* _Task brief_
Below is a set of records; restate each one word for word.

* _Provided records_
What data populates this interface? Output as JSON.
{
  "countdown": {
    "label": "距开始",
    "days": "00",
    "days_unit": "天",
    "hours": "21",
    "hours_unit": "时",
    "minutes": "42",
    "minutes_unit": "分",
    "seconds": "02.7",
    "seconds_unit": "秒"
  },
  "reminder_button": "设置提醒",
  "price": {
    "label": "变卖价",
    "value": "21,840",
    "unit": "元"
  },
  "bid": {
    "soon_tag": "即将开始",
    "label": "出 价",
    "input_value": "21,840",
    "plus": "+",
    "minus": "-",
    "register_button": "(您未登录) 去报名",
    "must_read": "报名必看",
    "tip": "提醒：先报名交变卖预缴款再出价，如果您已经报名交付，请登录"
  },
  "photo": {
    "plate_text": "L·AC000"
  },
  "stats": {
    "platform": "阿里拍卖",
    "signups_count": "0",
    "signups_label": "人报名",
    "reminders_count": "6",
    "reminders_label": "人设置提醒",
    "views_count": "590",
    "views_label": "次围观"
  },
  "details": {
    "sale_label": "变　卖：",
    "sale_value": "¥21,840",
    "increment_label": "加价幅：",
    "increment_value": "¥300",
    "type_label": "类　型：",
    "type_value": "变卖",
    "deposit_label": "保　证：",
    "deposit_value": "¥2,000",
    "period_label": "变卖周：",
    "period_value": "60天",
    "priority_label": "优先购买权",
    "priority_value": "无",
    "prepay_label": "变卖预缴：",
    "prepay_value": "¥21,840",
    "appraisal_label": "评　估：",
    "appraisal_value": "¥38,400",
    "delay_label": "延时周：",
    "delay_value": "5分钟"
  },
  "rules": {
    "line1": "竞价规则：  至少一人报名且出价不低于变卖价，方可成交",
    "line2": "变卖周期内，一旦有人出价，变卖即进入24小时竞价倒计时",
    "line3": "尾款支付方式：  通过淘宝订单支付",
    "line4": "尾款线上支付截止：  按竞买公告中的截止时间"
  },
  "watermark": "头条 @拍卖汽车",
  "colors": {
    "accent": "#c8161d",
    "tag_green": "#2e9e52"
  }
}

* _Result for this task_
What data populates this interface? Output as JSON.
{
  "countdown": {
    "label": "距开始",
    "days": "00",
    "days_unit": "天",
    "hours": "21",
    "hours_unit": "时",
    "minutes": "42",
    "minutes_unit": "分",
    "seconds": "02.7",
    "seconds_unit": "秒"
  },
  "reminder_button": "设置提醒",
  "price": {
    "label": "变卖价",
    "value": "21,840",
    "unit": "元"
  },
  "bid": {
    "soon_tag": "即将开始",
    "label": "出 价",
    "input_value": "21,840",
    "plus": "+",
    "minus": "-",
    "register_button": "(您未登录) 去报名",
    "must_read": "报名必看",
    "tip": "提醒：先报名交变卖预缴款再出价，如果您已经报名交付，请登录"
  },
  "photo": {
    "plate_text": "L·AC000"
  },
  "stats": {
    "platform": "阿里拍卖",
    "signups_count": "0",
    "signups_label": "人报名",
    "reminders_count": "6",
    "reminders_label": "人设置提醒",
    "views_count": "590",
    "views_label": "次围观"
  },
  "details": {
    "sale_label": "变　卖：",
    "sale_value": "¥21,840",
    "increment_label": "加价幅：",
    "increment_value": "¥300",
    "type_label": "类　型：",
    "type_value": "变卖",
    "deposit_label": "保　证：",
    "deposit_value": "¥2,000",
    "period_label": "变卖周：",
    "period_value": "60天",
    "priority_label": "优先购买权",
    "priority_value": "无",
    "prepay_label": "变卖预缴：",
    "prepay_value": "¥21,840",
    "appraisal_label": "评　估：",
    "appraisal_value": "¥38,400",
    "delay_label": "延时周：",
    "delay_value": "5分钟"
  },
  "rules": {
    "line1": "竞价规则：  至少一人报名且出价不低于变卖价，方可成交",
    "line2": "变卖周期内，一旦有人出价，变卖即进入24小时竞价倒计时",
    "line3": "尾款支付方式：  通过淘宝订单支付",
    "line4": "尾款线上支付截止：  按竞买公告中的截止时间"
  },
  "watermark": "头条 @拍卖汽车",
  "colors": {
    "accent": "#c8161d",
    "tag_green": "#2e9e52"
  }
}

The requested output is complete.